__REQUIRED TASK__
Your task is to copy the material exactly.
═══
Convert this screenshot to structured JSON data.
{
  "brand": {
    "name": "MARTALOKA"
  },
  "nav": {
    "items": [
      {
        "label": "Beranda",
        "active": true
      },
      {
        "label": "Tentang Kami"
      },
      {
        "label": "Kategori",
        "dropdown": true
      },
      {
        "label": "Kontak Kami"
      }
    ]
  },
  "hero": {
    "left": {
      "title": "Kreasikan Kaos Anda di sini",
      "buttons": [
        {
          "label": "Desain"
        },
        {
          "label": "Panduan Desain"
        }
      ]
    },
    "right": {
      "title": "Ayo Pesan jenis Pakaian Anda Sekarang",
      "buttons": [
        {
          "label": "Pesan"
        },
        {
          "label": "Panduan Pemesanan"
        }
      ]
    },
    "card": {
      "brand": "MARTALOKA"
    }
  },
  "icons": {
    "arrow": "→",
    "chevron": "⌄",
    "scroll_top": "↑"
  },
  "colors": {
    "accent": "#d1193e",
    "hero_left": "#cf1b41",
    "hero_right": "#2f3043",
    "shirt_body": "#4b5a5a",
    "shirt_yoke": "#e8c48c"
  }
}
═══
__COMPLETE OUTPUT__
Convert this screenshot to structured JSON data.
{
  "brand": {
    "name": "MARTALOKA"
  },
  "nav": {
    "items": [
      {
        "label": "Beranda",
        "active": true
      },
      {
        "label": "Tentang Kami"
      },
      {
        "label": "Kategori",
        "dropdown": true
      },
      {
        "label": "Kontak Kami"
      }
    ]
  },
  "hero": {
    "left": {
      "title": "Kreasikan Kaos Anda di sini",
      "buttons": [
        {
          "label": "Desain"
        },
        {
          "label": "Panduan Desain"
        }
      ]
    },
    "right": {
      "title": "Ayo Pesan jenis Pakaian Anda Sekarang",
      "buttons": [
        {
          "label": "Pesan"
        },
        {
          "label": "Panduan Pemesanan"
        }
      ]
    },
    "card": {
      "brand": "MARTALOKA"
    }
  },
  "icons": {
    "arrow": "→",
    "chevron": "⌄",
    "scroll_top": "↑"
  },
  "colors": {
    "accent": "#d1193e",
    "hero_left": "#cf1b41",
    "hero_right": "#2f3043",
    "shirt_body": "#4b5a5a",
    "shirt_yoke": "#e8c48c"
  }
}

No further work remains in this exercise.